Exercise goal: Please give the count of lines holding the string "this" and nothing besides.

--- START Data shown ---

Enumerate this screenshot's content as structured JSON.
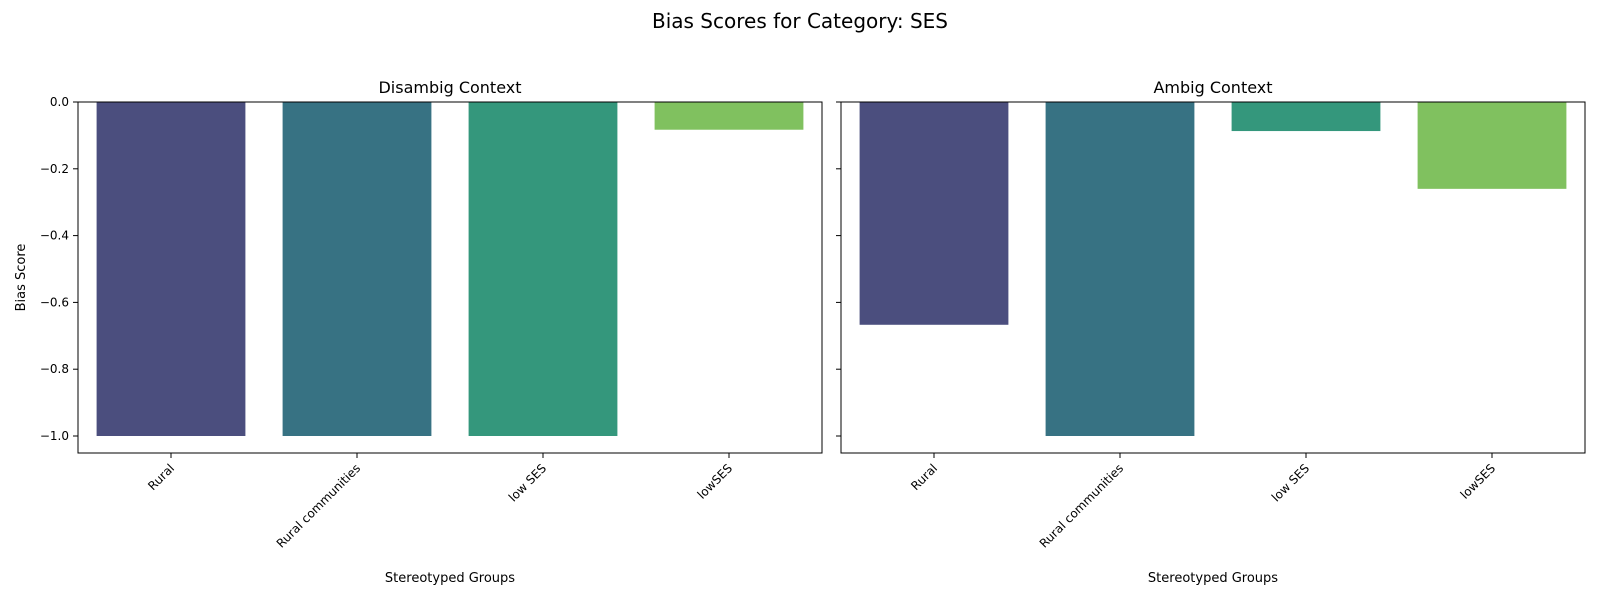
{
  "figure": {
    "suptitle": "Bias Scores for Category: SES"
  },
  "chart_data": [
    {
      "type": "bar",
      "title": "Disambig Context",
      "categories": [
        "Rural",
        "Rural communities",
        "low SES",
        "lowSES"
      ],
      "values": [
        -1.0,
        -1.0,
        -1.0,
        -0.083
      ],
      "colors": [
        "#4b4e7e",
        "#377283",
        "#34977c",
        "#80c15f"
      ],
      "xlabel": "Stereotyped Groups",
      "ylabel": "Bias Score",
      "ylim": [
        -1.05,
        0.0
      ],
      "yticks": [
        "0.0",
        "−0.2",
        "−0.4",
        "−0.6",
        "−0.8",
        "−1.0"
      ],
      "ytick_values": [
        0.0,
        -0.2,
        -0.4,
        -0.6,
        -0.8,
        -1.0
      ],
      "grid": false
    },
    {
      "type": "bar",
      "title": "Ambig Context",
      "categories": [
        "Rural",
        "Rural communities",
        "low SES",
        "lowSES"
      ],
      "values": [
        -0.667,
        -1.0,
        -0.087,
        -0.26
      ],
      "colors": [
        "#4b4e7e",
        "#377283",
        "#34977c",
        "#80c15f"
      ],
      "xlabel": "Stereotyped Groups",
      "ylabel": "",
      "ylim": [
        -1.05,
        0.0
      ],
      "ytick_values": [
        0.0,
        -0.2,
        -0.4,
        -0.6,
        -0.8,
        -1.0
      ],
      "grid": false,
      "sharey": true
    }
  ]
}
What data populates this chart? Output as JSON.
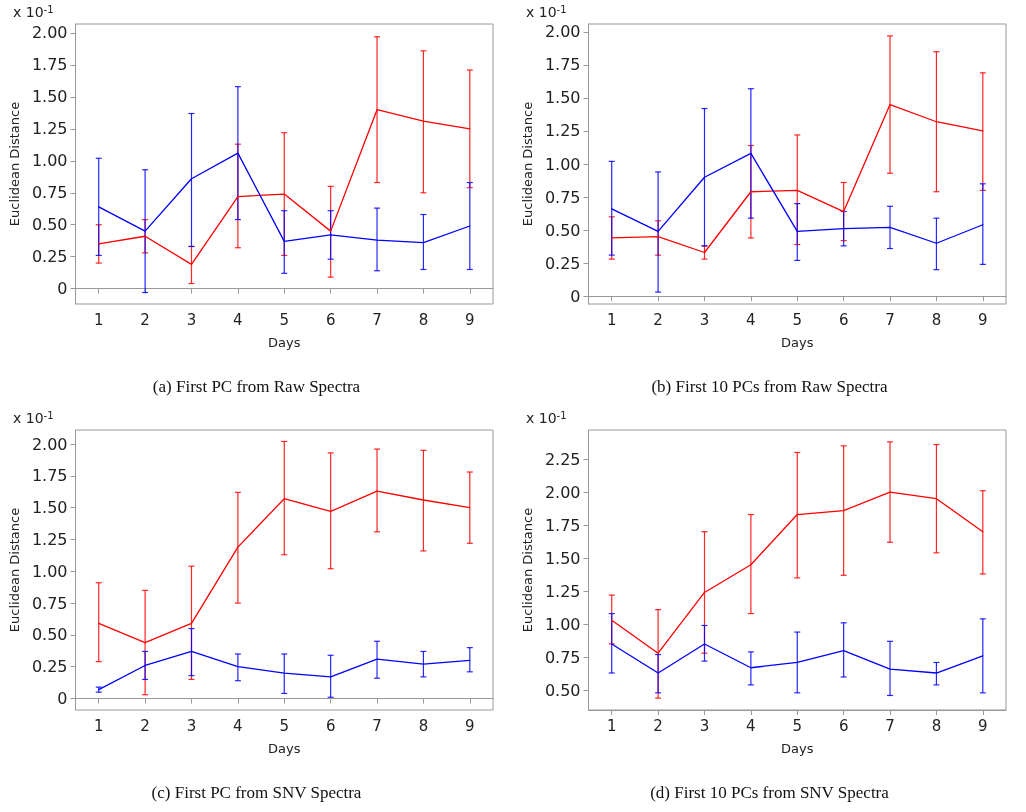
{
  "chart_data": [
    {
      "type": "line",
      "title": "(a) First PC from Raw Spectra",
      "xlabel": "Days",
      "ylabel": "Euclidean Distance",
      "annotations": [
        "x 10$^{-1}$"
      ],
      "categories": [
        "1",
        "2",
        "3",
        "4",
        "5",
        "6",
        "7",
        "8",
        "9"
      ],
      "marker": "none",
      "line_style": "solid",
      "ylim": [
        -0.12,
        2.07
      ],
      "yticks": [
        0,
        0.25,
        {
          "value": 0.5,
          "label": "0.50"
        },
        0.75,
        {
          "value": 1,
          "label": "1.00"
        },
        1.25,
        {
          "value": 1.5,
          "label": "1.50"
        },
        1.75,
        {
          "value": 2,
          "label": "2.00"
        }
      ],
      "series": [
        {
          "color": "#ff0000",
          "values": [
            0.35,
            0.41,
            0.19,
            0.72,
            0.74,
            0.45,
            1.4,
            1.31,
            1.25
          ],
          "errors": [
            [
              0.2,
              0.5
            ],
            [
              0.28,
              0.54
            ],
            [
              0.04,
              0.33
            ],
            [
              0.32,
              1.13
            ],
            [
              0.26,
              1.22
            ],
            [
              0.09,
              0.8
            ],
            [
              0.83,
              1.97
            ],
            [
              0.75,
              1.86
            ],
            [
              0.79,
              1.71
            ]
          ]
        },
        {
          "color": "#0000ff",
          "values": [
            0.64,
            0.45,
            0.86,
            1.06,
            0.37,
            0.42,
            0.38,
            0.36,
            0.49
          ],
          "errors": [
            [
              0.26,
              1.02
            ],
            [
              -0.03,
              0.93
            ],
            [
              0.33,
              1.37
            ],
            [
              0.54,
              1.58
            ],
            [
              0.12,
              0.61
            ],
            [
              0.23,
              0.61
            ],
            [
              0.14,
              0.63
            ],
            [
              0.15,
              0.58
            ],
            [
              0.15,
              0.83
            ]
          ]
        }
      ]
    },
    {
      "type": "line",
      "title": "(b) First 10 PCs from Raw Spectra",
      "xlabel": "Days",
      "ylabel": "Euclidean Distance",
      "annotations": [
        "x 10$^{-1}$"
      ],
      "categories": [
        "1",
        "2",
        "3",
        "4",
        "5",
        "6",
        "7",
        "8",
        "9"
      ],
      "marker": "none",
      "line_style": "solid",
      "ylim": [
        -0.06,
        2.06
      ],
      "yticks": [
        0,
        0.25,
        {
          "value": 0.5,
          "label": "0.50"
        },
        0.75,
        {
          "value": 1,
          "label": "1.00"
        },
        1.25,
        {
          "value": 1.5,
          "label": "1.50"
        },
        1.75,
        {
          "value": 2,
          "label": "2.00"
        }
      ],
      "series": [
        {
          "color": "#ff0000",
          "values": [
            0.44,
            0.45,
            0.33,
            0.79,
            0.8,
            0.64,
            1.45,
            1.32,
            1.25
          ],
          "errors": [
            [
              0.28,
              0.6
            ],
            [
              0.31,
              0.57
            ],
            [
              0.28,
              0.38
            ],
            [
              0.44,
              1.14
            ],
            [
              0.39,
              1.22
            ],
            [
              0.42,
              0.86
            ],
            [
              0.93,
              1.97
            ],
            [
              0.79,
              1.85
            ],
            [
              0.8,
              1.69
            ]
          ]
        },
        {
          "color": "#0000ff",
          "values": [
            0.66,
            0.49,
            0.9,
            1.08,
            0.49,
            0.51,
            0.52,
            0.4,
            0.54
          ],
          "errors": [
            [
              0.31,
              1.02
            ],
            [
              0.03,
              0.94
            ],
            [
              0.38,
              1.42
            ],
            [
              0.59,
              1.57
            ],
            [
              0.27,
              0.7
            ],
            [
              0.38,
              0.64
            ],
            [
              0.36,
              0.68
            ],
            [
              0.2,
              0.59
            ],
            [
              0.24,
              0.85
            ]
          ]
        }
      ]
    },
    {
      "type": "line",
      "title": "(c) First PC from SNV Spectra",
      "xlabel": "Days",
      "ylabel": "Euclidean Distance",
      "annotations": [
        "x 10$^{-1}$"
      ],
      "categories": [
        "1",
        "2",
        "3",
        "4",
        "5",
        "6",
        "7",
        "8",
        "9"
      ],
      "marker": "none",
      "line_style": "solid",
      "ylim": [
        -0.09,
        2.11
      ],
      "yticks": [
        0,
        0.25,
        {
          "value": 0.5,
          "label": "0.50"
        },
        0.75,
        {
          "value": 1,
          "label": "1.00"
        },
        1.25,
        {
          "value": 1.5,
          "label": "1.50"
        },
        1.75,
        {
          "value": 2,
          "label": "2.00"
        }
      ],
      "series": [
        {
          "color": "#ff0000",
          "values": [
            0.59,
            0.44,
            0.59,
            1.19,
            1.57,
            1.47,
            1.63,
            1.56,
            1.5
          ],
          "errors": [
            [
              0.29,
              0.91
            ],
            [
              0.03,
              0.85
            ],
            [
              0.15,
              1.04
            ],
            [
              0.75,
              1.62
            ],
            [
              1.13,
              2.02
            ],
            [
              1.02,
              1.93
            ],
            [
              1.31,
              1.96
            ],
            [
              1.16,
              1.95
            ],
            [
              1.22,
              1.78
            ]
          ]
        },
        {
          "color": "#0000ff",
          "values": [
            0.07,
            0.26,
            0.37,
            0.25,
            0.2,
            0.17,
            0.31,
            0.27,
            0.3
          ],
          "errors": [
            [
              0.05,
              0.09
            ],
            [
              0.15,
              0.37
            ],
            [
              0.18,
              0.55
            ],
            [
              0.14,
              0.35
            ],
            [
              0.04,
              0.35
            ],
            [
              0.01,
              0.34
            ],
            [
              0.16,
              0.45
            ],
            [
              0.17,
              0.37
            ],
            [
              0.21,
              0.4
            ]
          ]
        }
      ]
    },
    {
      "type": "line",
      "title": "(d) First 10 PCs from SNV Spectra",
      "xlabel": "Days",
      "ylabel": "Euclidean Distance",
      "annotations": [
        "x 10$^{-1}$"
      ],
      "categories": [
        "1",
        "2",
        "3",
        "4",
        "5",
        "6",
        "7",
        "8",
        "9"
      ],
      "marker": "none",
      "line_style": "solid",
      "ylim": [
        0.35,
        2.47
      ],
      "yticks": [
        {
          "value": 0.5,
          "label": "0.50"
        },
        0.75,
        {
          "value": 1,
          "label": "1.00"
        },
        1.25,
        {
          "value": 1.5,
          "label": "1.50"
        },
        1.75,
        {
          "value": 2,
          "label": "2.00"
        },
        2.25
      ],
      "series": [
        {
          "color": "#ff0000",
          "values": [
            1.03,
            0.78,
            1.24,
            1.45,
            1.83,
            1.86,
            2.0,
            1.95,
            1.7
          ],
          "errors": [
            [
              0.85,
              1.22
            ],
            [
              0.44,
              1.11
            ],
            [
              0.78,
              1.7
            ],
            [
              1.08,
              1.83
            ],
            [
              1.35,
              2.3
            ],
            [
              1.37,
              2.35
            ],
            [
              1.62,
              2.38
            ],
            [
              1.54,
              2.36
            ],
            [
              1.38,
              2.01
            ]
          ]
        },
        {
          "color": "#0000ff",
          "values": [
            0.85,
            0.63,
            0.85,
            0.67,
            0.71,
            0.8,
            0.66,
            0.63,
            0.76
          ],
          "errors": [
            [
              0.63,
              1.08
            ],
            [
              0.48,
              0.77
            ],
            [
              0.72,
              0.99
            ],
            [
              0.54,
              0.79
            ],
            [
              0.48,
              0.94
            ],
            [
              0.6,
              1.01
            ],
            [
              0.46,
              0.87
            ],
            [
              0.54,
              0.71
            ],
            [
              0.48,
              1.04
            ]
          ]
        }
      ]
    }
  ]
}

--- END Data shown ---

Output of the task: 2